Excerpted text ::
******************************
This Friday We Welcome 
Salvatore from Vias
Pouring Wines From Italy

Pacherhof Kerner 2015 

This one is for Riesling fans looking for a change of pace. The grape Kerner has been around since 1929 and is one of those rare examples when grape breeding just nails it. Kerner, a cross of Riesling and the light red Trollinger (aka Schiava) got its name as a tribute to a famous German poet and physician, Justinus Kerner, who wrote songs and poetry on wine. Although this grape is a German product, the Pacherhof Kerner is a good example of the promise this grape has been showing in Italy. Produced in the northern region of Alto-Adige, just at the foot of the Italian Alps, this is a very interesting wine with layers of flavors, the nose is floral with light woodsy aromas, juicy apple, and ripe peaches. The palate bursts with fruits like grapefruit, lime, and kiwi. There's a hint of green pepper with a nice sharp minerality on the finish that's very refreshing. A great winter white that pairs with a range of either spicy or sweet dishes.

 Terredora Di Paolo Aglianico 2015 

Aglianico is one of the worlds oldest grapes. Brought to Italy by the Greeks, this ancient grape was revered by Kings and poets. If you consider yourself a lover of full bodied rustic reds, you owe it to yourself to give Aglianico a try. Many call this grape the "Nebbiolo of the south". Aglianico is one of Italy's hidden gems. Still mostly unknown but it represents a great value for a historic red. This wine comes from Campania in southern Italy. Even though many indigenous grapes are grown here, Aglianico is probably Campania's most notable. This is a high tannin red with broad structure. On the nose expect aromas of dark chocolate and black fruit. On the palate you get a kaleidoscope or berries, leather and oak. It has a lovely sumptuous mouthfeel, rich in acidity. Would go great with a nice beef brisket or a prime rib.

Statti Batasarro 2013 

Every now and then it's good to get a little out of your comfort zone and try something unique, new, and different. The same goes for your drinking habits. This Italian red is 100% Gaglioppo, and if you've never heard of this grape that's not at all surprising. Galglioppo is a little known grape, very popular in a little known region of Calabri in the southern most part of Italy. The Galglioppo grape tends to produce light colored, almost translucent deep red wines but this wine is anything but light tasting. This is a great introduction to Calabrian wines. The nose of this wine is intense and spicy with hints of tobacco and chocolate. The palate has a velvety roundness to it, a swirl of notes of cinnamon, red fruits, and chocolate.  Pairs perfectly with grilled meats, and ragu pasta dishes.
******************************
Given data ::
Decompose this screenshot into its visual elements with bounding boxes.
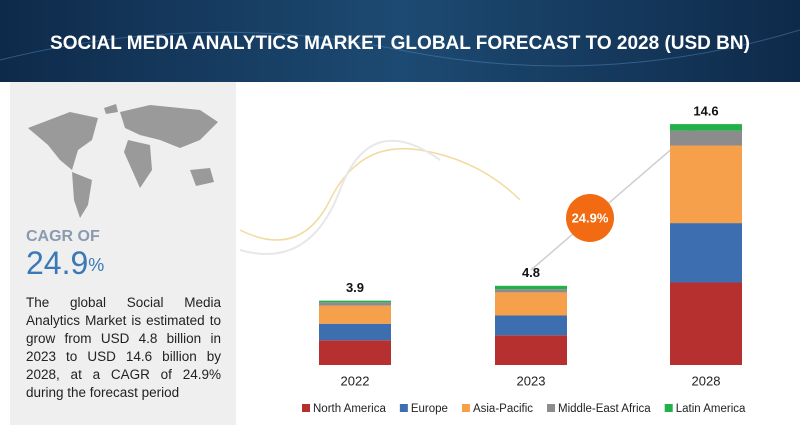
******************************
Stated goal :: Return, word for word, the portion of the Italian wine notes that begins at the words "Terredora Di Paolo" and stops after the words "a prime rib.". The material above has no connection to the Italian wine notes.

Solution for this exercise ::
Terredora Di Paolo Aglianico 2015 

Aglianico is one of the worlds oldest grapes. Brought to Italy by the Greeks, this ancient grape was revered by Kings and poets. If you consider yourself a lover of full bodied rustic reds, you owe it to yourself to give Aglianico a try. Many call this grape the "Nebbiolo of the south". Aglianico is one of Italy's hidden gems. Still mostly unknown but it represents a great value for a historic red. This wine comes from Campania in southern Italy. Even though many indigenous grapes are grown here, Aglianico is probably Campania's most notable. This is a high tannin red with broad structure. On the nose expect aromas of dark chocolate and black fruit. On the palate you get a kaleidoscope or berries, leather and oak. It has a lovely sumptuous mouthfeel, rich in acidity. Would go great with a nice beef brisket or a prime rib.